Reproduce every entry that follows word for word, but omit the images.

[Data extracted from a collection]
----------------------------------------

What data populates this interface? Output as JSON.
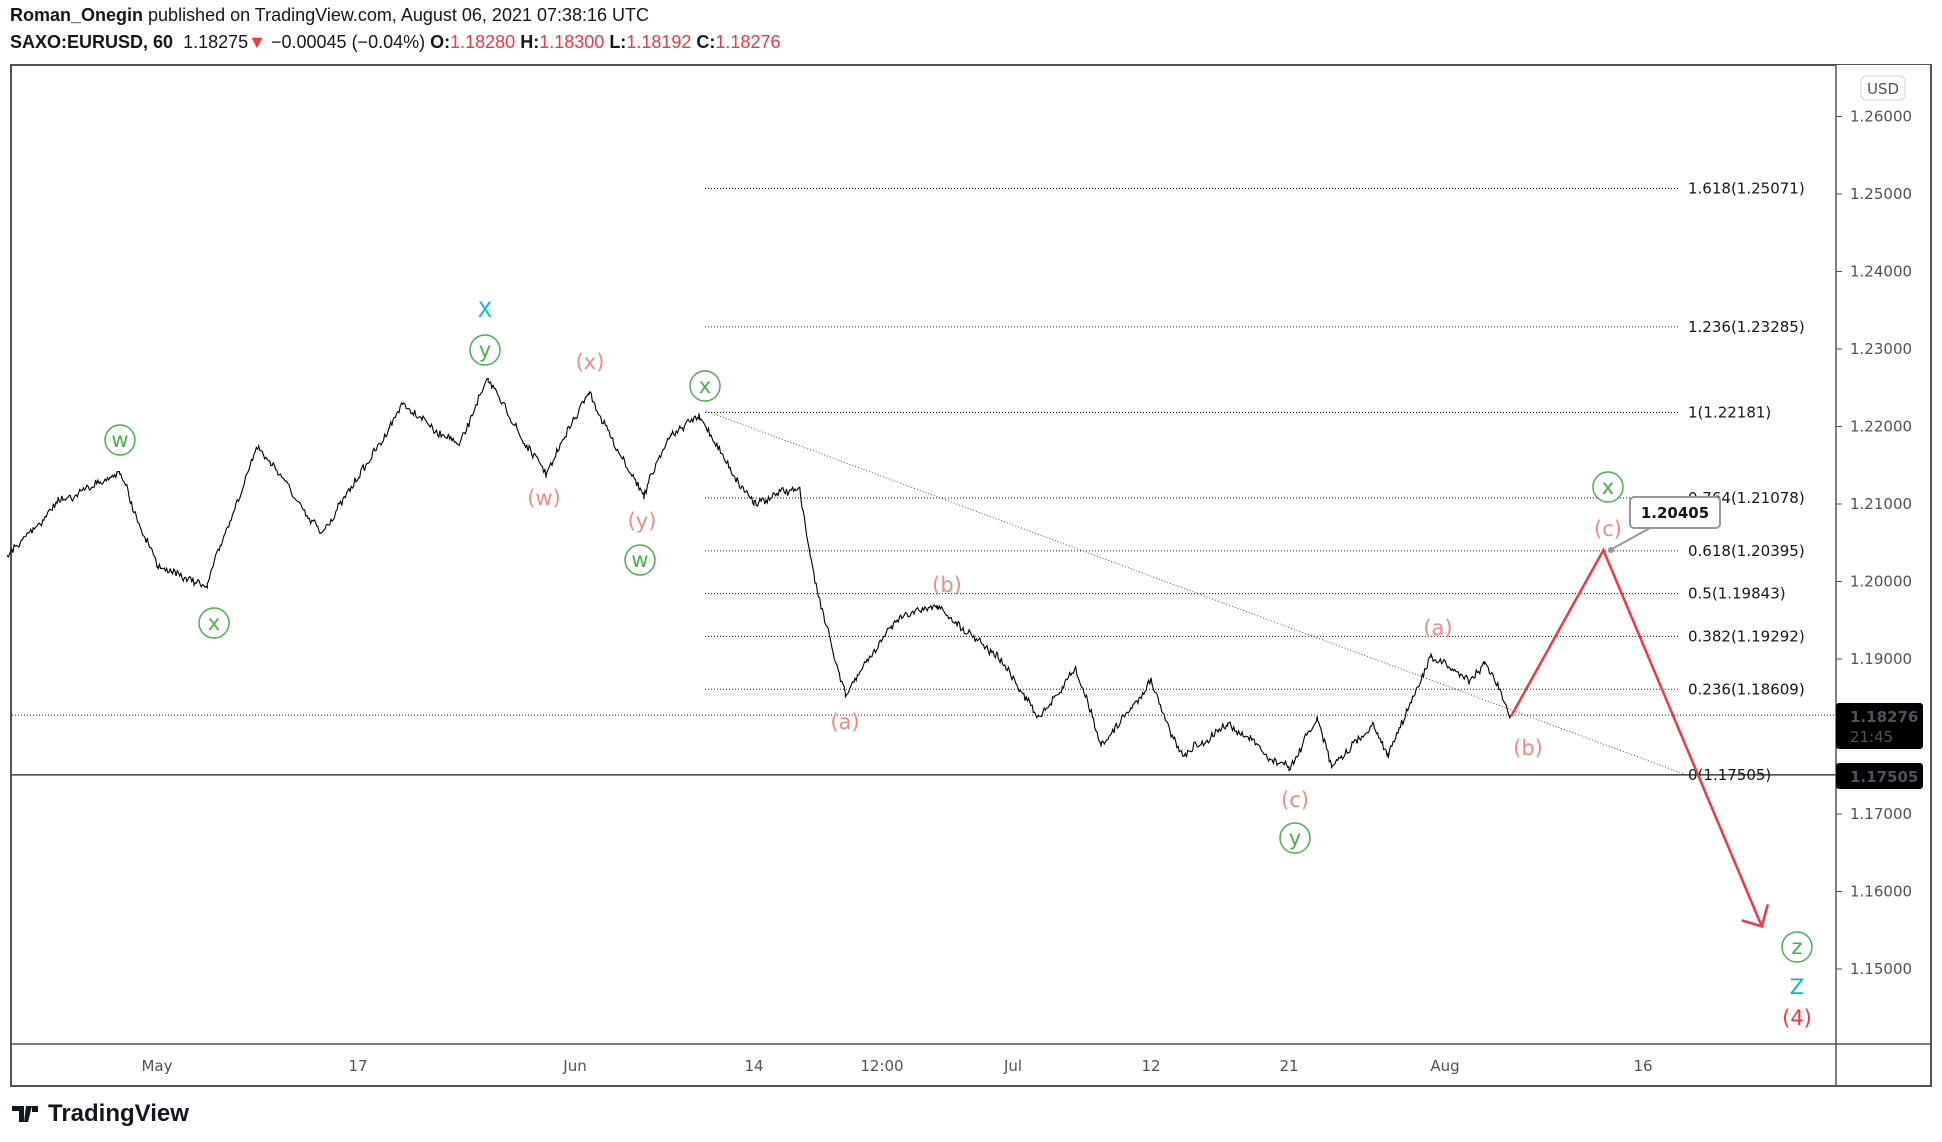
{
  "header": {
    "author": "Roman_Onegin",
    "published": "published on TradingView.com, August 06, 2021 07:38:16 UTC",
    "symbol": "SAXO:EURUSD, 60",
    "last": "1.18275",
    "change": "−0.00045 (−0.04%)",
    "o_label": "O:",
    "o": "1.18280",
    "h_label": "H:",
    "h": "1.18300",
    "l_label": "L:",
    "l": "1.18192",
    "c_label": "C:",
    "c": "1.18276",
    "down_icon": "triangle-down-icon",
    "down_color": "#f23645"
  },
  "currency": "USD",
  "price_ticks": [
    "1.26000",
    "1.25000",
    "1.24000",
    "1.23000",
    "1.22000",
    "1.21000",
    "1.20000",
    "1.19000",
    "1.17000",
    "1.16000",
    "1.15000"
  ],
  "time_ticks": [
    "May",
    "17",
    "Jun",
    "14",
    "12:00",
    "Jul",
    "12",
    "21",
    "Aug",
    "16"
  ],
  "current_price": {
    "price": "1.18276",
    "countdown": "21:45"
  },
  "level_price": "1.17505",
  "callout": "1.20405",
  "fib_levels": [
    {
      "label": "1.618(1.25071)",
      "price": 1.25071
    },
    {
      "label": "1.236(1.23285)",
      "price": 1.23285
    },
    {
      "label": "1(1.22181)",
      "price": 1.22181
    },
    {
      "label": "0.764(1.21078)",
      "price": 1.21078
    },
    {
      "label": "0.618(1.20395)",
      "price": 1.20395
    },
    {
      "label": "0.5(1.19843)",
      "price": 1.19843
    },
    {
      "label": "0.382(1.19292)",
      "price": 1.19292
    },
    {
      "label": "0.236(1.18609)",
      "price": 1.18609
    },
    {
      "label": "0(1.17505)",
      "price": 1.17505
    }
  ],
  "wave_labels": [
    {
      "text": "X",
      "style": "cyan"
    },
    {
      "text": "y",
      "style": "green-circle"
    },
    {
      "text": "(x)",
      "style": "pink"
    },
    {
      "text": "w",
      "style": "green-circle"
    },
    {
      "text": "x",
      "style": "green-circle"
    },
    {
      "text": "(w)",
      "style": "pink"
    },
    {
      "text": "(y)",
      "style": "pink"
    },
    {
      "text": "w",
      "style": "green-circle"
    },
    {
      "text": "x",
      "style": "green-circle"
    },
    {
      "text": "(b)",
      "style": "pink"
    },
    {
      "text": "(a)",
      "style": "pink"
    },
    {
      "text": "(c)",
      "style": "pink"
    },
    {
      "text": "y",
      "style": "green-circle"
    },
    {
      "text": "(a)",
      "style": "pink"
    },
    {
      "text": "(b)",
      "style": "pink"
    },
    {
      "text": "x",
      "style": "green-circle"
    },
    {
      "text": "(c)",
      "style": "pink"
    },
    {
      "text": "z",
      "style": "green-circle"
    },
    {
      "text": "Z",
      "style": "cyan"
    },
    {
      "text": "(4)",
      "style": "red"
    }
  ],
  "colors": {
    "green": "#4caf50",
    "pink": "#f28b82",
    "cyan": "#00bcd4",
    "red": "#f23645",
    "axis": "#50535e"
  },
  "chart_data": {
    "type": "line",
    "series": [
      {
        "points": [
          [
            "2021-04-19",
            1.203
          ],
          [
            "2021-04-23",
            1.2102
          ],
          [
            "2021-04-28",
            1.2142
          ],
          [
            "2021-05-01",
            1.2022
          ],
          [
            "2021-05-05",
            1.1994
          ],
          [
            "2021-05-09",
            1.2174
          ],
          [
            "2021-05-14",
            1.2062
          ],
          [
            "2021-05-20",
            1.223
          ],
          [
            "2021-05-24",
            1.2174
          ],
          [
            "2021-05-26",
            1.2262
          ],
          [
            "2021-05-30",
            1.2137
          ],
          [
            "2021-06-02",
            1.2246
          ],
          [
            "2021-06-06",
            1.211
          ],
          [
            "2021-06-08",
            1.219
          ],
          [
            "2021-06-10",
            1.2214
          ],
          [
            "2021-06-14",
            1.2102
          ],
          [
            "2021-06-17",
            1.2118
          ],
          [
            "2021-06-18",
            1.1998
          ],
          [
            "2021-06-20",
            1.1855
          ],
          [
            "2021-06-23",
            1.1942
          ],
          [
            "2021-06-26",
            1.197
          ],
          [
            "2021-06-30",
            1.1903
          ],
          [
            "2021-07-03",
            1.1823
          ],
          [
            "2021-07-06",
            1.1887
          ],
          [
            "2021-07-08",
            1.1791
          ],
          [
            "2021-07-12",
            1.1874
          ],
          [
            "2021-07-14",
            1.1778
          ],
          [
            "2021-07-17",
            1.1815
          ],
          [
            "2021-07-21",
            1.1759
          ],
          [
            "2021-07-23",
            1.1823
          ],
          [
            "2021-07-24",
            1.1762
          ],
          [
            "2021-07-27",
            1.1815
          ],
          [
            "2021-07-28",
            1.1775
          ],
          [
            "2021-07-31",
            1.1903
          ],
          [
            "2021-08-03",
            1.1871
          ],
          [
            "2021-08-04",
            1.1895
          ],
          [
            "2021-08-06",
            1.1826
          ]
        ]
      }
    ],
    "projection": [
      [
        "2021-08-06",
        1.1826
      ],
      [
        "2021-08-13",
        1.20405
      ],
      [
        "2021-08-25",
        1.1555
      ]
    ],
    "ylim": [
      1.14,
      1.267
    ],
    "grid": false
  }
}
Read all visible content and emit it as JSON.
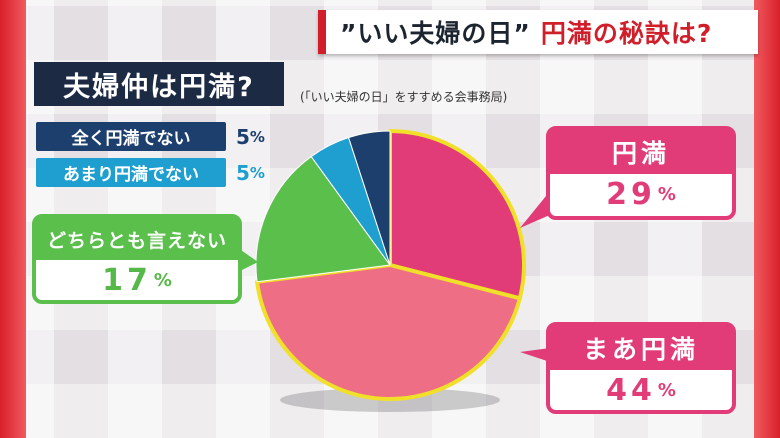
{
  "headline": {
    "part1": "”いい夫婦の日”",
    "part2": "円満の秘訣は?"
  },
  "question": "夫婦仲は円満?",
  "source": "(「いい夫婦の日」をすすめる会事務局)",
  "chart_data": {
    "type": "pie",
    "slices": [
      {
        "label": "円満",
        "value": 29,
        "display": "29",
        "color": "#e23c78"
      },
      {
        "label": "まあ円満",
        "value": 44,
        "display": "44",
        "color": "#ee6f85"
      },
      {
        "label": "どちらとも言えない",
        "value": 17,
        "display": "17",
        "color": "#5bbf4c"
      },
      {
        "label": "あまり円満でない",
        "value": 5,
        "display": "5",
        "color": "#1e9fd0"
      },
      {
        "label": "全く円満でない",
        "value": 5,
        "display": "5",
        "color": "#1d3f6e"
      }
    ],
    "unit": "%",
    "outline_color": "#f0e02a"
  }
}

----------------------------------------

EXERCISE RESPONSE:
What data populates this interface? Output as JSON.
{
  "header": {
    "author": "Roman_Onegin",
    "published": "published on TradingView.com, August 06, 2021 07:38:16 UTC",
    "symbol": "SAXO:EURUSD, 60",
    "last": "1.18275",
    "change": "−0.00045 (−0.04%)",
    "o_label": "O:",
    "o": "1.18280",
    "h_label": "H:",
    "h": "1.18300",
    "l_label": "L:",
    "l": "1.18192",
    "c_label": "C:",
    "c": "1.18276",
    "down_icon": "triangle-down-icon",
    "down_color": "#f23645"
  },
  "currency": "USD",
  "price_ticks": [
    "1.26000",
    "1.25000",
    "1.24000",
    "1.23000",
    "1.22000",
    "1.21000",
    "1.20000",
    "1.19000",
    "1.17000",
    "1.16000",
    "1.15000"
  ],
  "time_ticks": [
    "May",
    "17",
    "Jun",
    "14",
    "12:00",
    "Jul",
    "12",
    "21",
    "Aug",
    "16"
  ],
  "current_price": {
    "price": "1.18276",
    "countdown": "21:45"
  },
  "level_price": "1.17505",
  "callout": "1.20405",
  "fib_levels": [
    {
      "label": "1.618(1.25071)",
      "price": 1.25071
    },
    {
      "label": "1.236(1.23285)",
      "price": 1.23285
    },
    {
      "label": "1(1.22181)",
      "price": 1.22181
    },
    {
      "label": "0.764(1.21078)",
      "price": 1.21078
    },
    {
      "label": "0.618(1.20395)",
      "price": 1.20395
    },
    {
      "label": "0.5(1.19843)",
      "price": 1.19843
    },
    {
      "label": "0.382(1.19292)",
      "price": 1.19292
    },
    {
      "label": "0.236(1.18609)",
      "price": 1.18609
    },
    {
      "label": "0(1.17505)",
      "price": 1.17505
    }
  ],
  "wave_labels": [
    {
      "text": "X",
      "style": "cyan"
    },
    {
      "text": "y",
      "style": "green-circle"
    },
    {
      "text": "(x)",
      "style": "pink"
    },
    {
      "text": "w",
      "style": "green-circle"
    },
    {
      "text": "x",
      "style": "green-circle"
    },
    {
      "text": "(w)",
      "style": "pink"
    },
    {
      "text": "(y)",
      "style": "pink"
    },
    {
      "text": "w",
      "style": "green-circle"
    },
    {
      "text": "x",
      "style": "green-circle"
    },
    {
      "text": "(b)",
      "style": "pink"
    },
    {
      "text": "(a)",
      "style": "pink"
    },
    {
      "text": "(c)",
      "style": "pink"
    },
    {
      "text": "y",
      "style": "green-circle"
    },
    {
      "text": "(a)",
      "style": "pink"
    },
    {
      "text": "(b)",
      "style": "pink"
    },
    {
      "text": "x",
      "style": "green-circle"
    },
    {
      "text": "(c)",
      "style": "pink"
    },
    {
      "text": "z",
      "style": "green-circle"
    },
    {
      "text": "Z",
      "style": "cyan"
    },
    {
      "text": "(4)",
      "style": "red"
    }
  ],
  "colors": {
    "green": "#4caf50",
    "pink": "#f28b82",
    "cyan": "#00bcd4",
    "red": "#f23645",
    "axis": "#50535e"
  },
  "chart_data": {
    "type": "line",
    "series": [
      {
        "points": [
          [
            "2021-04-19",
            1.203
          ],
          [
            "2021-04-23",
            1.2102
          ],
          [
            "2021-04-28",
            1.2142
          ],
          [
            "2021-05-01",
            1.2022
          ],
          [
            "2021-05-05",
            1.1994
          ],
          [
            "2021-05-09",
            1.2174
          ],
          [
            "2021-05-14",
            1.2062
          ],
          [
            "2021-05-20",
            1.223
          ],
          [
            "2021-05-24",
            1.2174
          ],
          [
            "2021-05-26",
            1.2262
          ],
          [
            "2021-05-30",
            1.2137
          ],
          [
            "2021-06-02",
            1.2246
          ],
          [
            "2021-06-06",
            1.211
          ],
          [
            "2021-06-08",
            1.219
          ],
          [
            "2021-06-10",
            1.2214
          ],
          [
            "2021-06-14",
            1.2102
          ],
          [
            "2021-06-17",
            1.2118
          ],
          [
            "2021-06-18",
            1.1998
          ],
          [
            "2021-06-20",
            1.1855
          ],
          [
            "2021-06-23",
            1.1942
          ],
          [
            "2021-06-26",
            1.197
          ],
          [
            "2021-06-30",
            1.1903
          ],
          [
            "2021-07-03",
            1.1823
          ],
          [
            "2021-07-06",
            1.1887
          ],
          [
            "2021-07-08",
            1.1791
          ],
          [
            "2021-07-12",
            1.1874
          ],
          [
            "2021-07-14",
            1.1778
          ],
          [
            "2021-07-17",
            1.1815
          ],
          [
            "2021-07-21",
            1.1759
          ],
          [
            "2021-07-23",
            1.1823
          ],
          [
            "2021-07-24",
            1.1762
          ],
          [
            "2021-07-27",
            1.1815
          ],
          [
            "2021-07-28",
            1.1775
          ],
          [
            "2021-07-31",
            1.1903
          ],
          [
            "2021-08-03",
            1.1871
          ],
          [
            "2021-08-04",
            1.1895
          ],
          [
            "2021-08-06",
            1.1826
          ]
        ]
      }
    ],
    "projection": [
      [
        "2021-08-06",
        1.1826
      ],
      [
        "2021-08-13",
        1.20405
      ],
      [
        "2021-08-25",
        1.1555
      ]
    ],
    "ylim": [
      1.14,
      1.267
    ],
    "grid": false
  }
}
Read all visible content and emit it as JSON.
{
  "headline": {
    "part1": "”いい夫婦の日”",
    "part2": "円満の秘訣は?"
  },
  "question": "夫婦仲は円満?",
  "source": "(「いい夫婦の日」をすすめる会事務局)",
  "chart_data": {
    "type": "pie",
    "slices": [
      {
        "label": "円満",
        "value": 29,
        "display": "29",
        "color": "#e23c78"
      },
      {
        "label": "まあ円満",
        "value": 44,
        "display": "44",
        "color": "#ee6f85"
      },
      {
        "label": "どちらとも言えない",
        "value": 17,
        "display": "17",
        "color": "#5bbf4c"
      },
      {
        "label": "あまり円満でない",
        "value": 5,
        "display": "5",
        "color": "#1e9fd0"
      },
      {
        "label": "全く円満でない",
        "value": 5,
        "display": "5",
        "color": "#1d3f6e"
      }
    ],
    "unit": "%",
    "outline_color": "#f0e02a"
  }
}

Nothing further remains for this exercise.